— begin —

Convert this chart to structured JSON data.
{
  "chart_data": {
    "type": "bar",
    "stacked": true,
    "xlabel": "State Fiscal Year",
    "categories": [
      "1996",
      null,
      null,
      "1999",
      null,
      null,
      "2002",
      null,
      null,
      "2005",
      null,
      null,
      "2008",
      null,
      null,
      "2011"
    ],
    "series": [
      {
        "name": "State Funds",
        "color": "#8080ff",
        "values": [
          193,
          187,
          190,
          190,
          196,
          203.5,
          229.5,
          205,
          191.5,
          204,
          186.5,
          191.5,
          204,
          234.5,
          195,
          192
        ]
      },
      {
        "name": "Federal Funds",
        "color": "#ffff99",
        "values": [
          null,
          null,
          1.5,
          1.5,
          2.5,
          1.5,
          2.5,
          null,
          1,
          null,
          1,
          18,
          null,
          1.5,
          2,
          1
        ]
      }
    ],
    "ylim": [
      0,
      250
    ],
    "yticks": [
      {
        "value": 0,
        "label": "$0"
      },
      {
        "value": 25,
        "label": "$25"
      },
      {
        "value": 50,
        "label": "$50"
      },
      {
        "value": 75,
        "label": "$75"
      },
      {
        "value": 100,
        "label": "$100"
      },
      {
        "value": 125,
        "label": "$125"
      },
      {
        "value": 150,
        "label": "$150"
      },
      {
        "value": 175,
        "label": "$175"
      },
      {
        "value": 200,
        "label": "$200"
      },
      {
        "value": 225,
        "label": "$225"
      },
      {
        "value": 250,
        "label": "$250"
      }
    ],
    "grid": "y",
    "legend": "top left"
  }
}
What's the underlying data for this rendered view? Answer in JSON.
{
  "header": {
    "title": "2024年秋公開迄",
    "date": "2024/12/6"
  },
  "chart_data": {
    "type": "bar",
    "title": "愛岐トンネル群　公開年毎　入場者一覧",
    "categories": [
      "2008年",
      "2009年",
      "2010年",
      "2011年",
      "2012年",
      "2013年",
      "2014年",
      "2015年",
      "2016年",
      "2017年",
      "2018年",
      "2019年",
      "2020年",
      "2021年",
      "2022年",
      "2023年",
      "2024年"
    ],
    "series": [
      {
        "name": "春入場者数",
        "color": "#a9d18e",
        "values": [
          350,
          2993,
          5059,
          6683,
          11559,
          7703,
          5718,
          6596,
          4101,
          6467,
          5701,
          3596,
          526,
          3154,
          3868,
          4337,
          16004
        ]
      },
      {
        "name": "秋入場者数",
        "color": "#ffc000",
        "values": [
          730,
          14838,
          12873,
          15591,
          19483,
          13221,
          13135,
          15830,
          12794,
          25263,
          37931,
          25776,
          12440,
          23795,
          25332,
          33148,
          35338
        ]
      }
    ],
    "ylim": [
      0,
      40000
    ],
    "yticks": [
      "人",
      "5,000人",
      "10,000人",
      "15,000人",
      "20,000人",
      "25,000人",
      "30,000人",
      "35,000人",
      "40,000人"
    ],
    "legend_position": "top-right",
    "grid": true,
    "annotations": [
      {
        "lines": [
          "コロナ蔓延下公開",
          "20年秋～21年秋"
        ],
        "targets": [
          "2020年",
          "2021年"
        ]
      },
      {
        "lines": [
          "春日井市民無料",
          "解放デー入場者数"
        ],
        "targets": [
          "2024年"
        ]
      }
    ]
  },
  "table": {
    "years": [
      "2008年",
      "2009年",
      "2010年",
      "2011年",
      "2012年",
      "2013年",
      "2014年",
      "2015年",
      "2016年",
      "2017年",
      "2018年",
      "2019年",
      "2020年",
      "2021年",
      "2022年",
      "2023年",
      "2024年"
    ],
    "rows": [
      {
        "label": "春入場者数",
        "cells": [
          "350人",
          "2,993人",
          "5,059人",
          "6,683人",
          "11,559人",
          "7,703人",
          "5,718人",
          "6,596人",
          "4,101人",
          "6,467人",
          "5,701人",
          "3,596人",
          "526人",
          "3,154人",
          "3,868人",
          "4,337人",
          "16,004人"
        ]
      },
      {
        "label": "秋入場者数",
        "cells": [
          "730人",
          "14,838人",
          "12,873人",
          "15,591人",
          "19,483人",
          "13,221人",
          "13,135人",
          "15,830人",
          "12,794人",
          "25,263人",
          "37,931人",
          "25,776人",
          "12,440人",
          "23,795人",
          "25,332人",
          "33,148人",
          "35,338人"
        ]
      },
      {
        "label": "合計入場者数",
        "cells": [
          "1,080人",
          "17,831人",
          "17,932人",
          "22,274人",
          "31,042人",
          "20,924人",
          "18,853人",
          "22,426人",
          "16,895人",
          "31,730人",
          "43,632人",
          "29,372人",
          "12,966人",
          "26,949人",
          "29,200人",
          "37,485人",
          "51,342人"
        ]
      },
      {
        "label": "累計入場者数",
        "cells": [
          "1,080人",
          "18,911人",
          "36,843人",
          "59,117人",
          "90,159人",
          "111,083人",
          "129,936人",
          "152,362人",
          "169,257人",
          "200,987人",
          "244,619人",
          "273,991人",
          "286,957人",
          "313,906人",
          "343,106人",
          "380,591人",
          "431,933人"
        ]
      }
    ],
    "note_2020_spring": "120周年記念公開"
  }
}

— end —

Take the entries above and transcribe them exactly.

= Right answer =
Convert this chart to structured JSON data.
{
  "chart_data": {
    "type": "bar",
    "stacked": true,
    "xlabel": "State Fiscal Year",
    "categories": [
      "1996",
      null,
      null,
      "1999",
      null,
      null,
      "2002",
      null,
      null,
      "2005",
      null,
      null,
      "2008",
      null,
      null,
      "2011"
    ],
    "series": [
      {
        "name": "State Funds",
        "color": "#8080ff",
        "values": [
          193,
          187,
          190,
          190,
          196,
          203.5,
          229.5,
          205,
          191.5,
          204,
          186.5,
          191.5,
          204,
          234.5,
          195,
          192
        ]
      },
      {
        "name": "Federal Funds",
        "color": "#ffff99",
        "values": [
          null,
          null,
          1.5,
          1.5,
          2.5,
          1.5,
          2.5,
          null,
          1,
          null,
          1,
          18,
          null,
          1.5,
          2,
          1
        ]
      }
    ],
    "ylim": [
      0,
      250
    ],
    "yticks": [
      {
        "value": 0,
        "label": "$0"
      },
      {
        "value": 25,
        "label": "$25"
      },
      {
        "value": 50,
        "label": "$50"
      },
      {
        "value": 75,
        "label": "$75"
      },
      {
        "value": 100,
        "label": "$100"
      },
      {
        "value": 125,
        "label": "$125"
      },
      {
        "value": 150,
        "label": "$150"
      },
      {
        "value": 175,
        "label": "$175"
      },
      {
        "value": 200,
        "label": "$200"
      },
      {
        "value": 225,
        "label": "$225"
      },
      {
        "value": 250,
        "label": "$250"
      }
    ],
    "grid": "y",
    "legend": "top left"
  }
}
What's the underlying data for this rendered view? Answer in JSON.
{
  "header": {
    "title": "2024年秋公開迄",
    "date": "2024/12/6"
  },
  "chart_data": {
    "type": "bar",
    "title": "愛岐トンネル群　公開年毎　入場者一覧",
    "categories": [
      "2008年",
      "2009年",
      "2010年",
      "2011年",
      "2012年",
      "2013年",
      "2014年",
      "2015年",
      "2016年",
      "2017年",
      "2018年",
      "2019年",
      "2020年",
      "2021年",
      "2022年",
      "2023年",
      "2024年"
    ],
    "series": [
      {
        "name": "春入場者数",
        "color": "#a9d18e",
        "values": [
          350,
          2993,
          5059,
          6683,
          11559,
          7703,
          5718,
          6596,
          4101,
          6467,
          5701,
          3596,
          526,
          3154,
          3868,
          4337,
          16004
        ]
      },
      {
        "name": "秋入場者数",
        "color": "#ffc000",
        "values": [
          730,
          14838,
          12873,
          15591,
          19483,
          13221,
          13135,
          15830,
          12794,
          25263,
          37931,
          25776,
          12440,
          23795,
          25332,
          33148,
          35338
        ]
      }
    ],
    "ylim": [
      0,
      40000
    ],
    "yticks": [
      "人",
      "5,000人",
      "10,000人",
      "15,000人",
      "20,000人",
      "25,000人",
      "30,000人",
      "35,000人",
      "40,000人"
    ],
    "legend_position": "top-right",
    "grid": true,
    "annotations": [
      {
        "lines": [
          "コロナ蔓延下公開",
          "20年秋～21年秋"
        ],
        "targets": [
          "2020年",
          "2021年"
        ]
      },
      {
        "lines": [
          "春日井市民無料",
          "解放デー入場者数"
        ],
        "targets": [
          "2024年"
        ]
      }
    ]
  },
  "table": {
    "years": [
      "2008年",
      "2009年",
      "2010年",
      "2011年",
      "2012年",
      "2013年",
      "2014年",
      "2015年",
      "2016年",
      "2017年",
      "2018年",
      "2019年",
      "2020年",
      "2021年",
      "2022年",
      "2023年",
      "2024年"
    ],
    "rows": [
      {
        "label": "春入場者数",
        "cells": [
          "350人",
          "2,993人",
          "5,059人",
          "6,683人",
          "11,559人",
          "7,703人",
          "5,718人",
          "6,596人",
          "4,101人",
          "6,467人",
          "5,701人",
          "3,596人",
          "526人",
          "3,154人",
          "3,868人",
          "4,337人",
          "16,004人"
        ]
      },
      {
        "label": "秋入場者数",
        "cells": [
          "730人",
          "14,838人",
          "12,873人",
          "15,591人",
          "19,483人",
          "13,221人",
          "13,135人",
          "15,830人",
          "12,794人",
          "25,263人",
          "37,931人",
          "25,776人",
          "12,440人",
          "23,795人",
          "25,332人",
          "33,148人",
          "35,338人"
        ]
      },
      {
        "label": "合計入場者数",
        "cells": [
          "1,080人",
          "17,831人",
          "17,932人",
          "22,274人",
          "31,042人",
          "20,924人",
          "18,853人",
          "22,426人",
          "16,895人",
          "31,730人",
          "43,632人",
          "29,372人",
          "12,966人",
          "26,949人",
          "29,200人",
          "37,485人",
          "51,342人"
        ]
      },
      {
        "label": "累計入場者数",
        "cells": [
          "1,080人",
          "18,911人",
          "36,843人",
          "59,117人",
          "90,159人",
          "111,083人",
          "129,936人",
          "152,362人",
          "169,257人",
          "200,987人",
          "244,619人",
          "273,991人",
          "286,957人",
          "313,906人",
          "343,106人",
          "380,591人",
          "431,933人"
        ]
      }
    ],
    "note_2020_spring": "120周年記念公開"
  }
}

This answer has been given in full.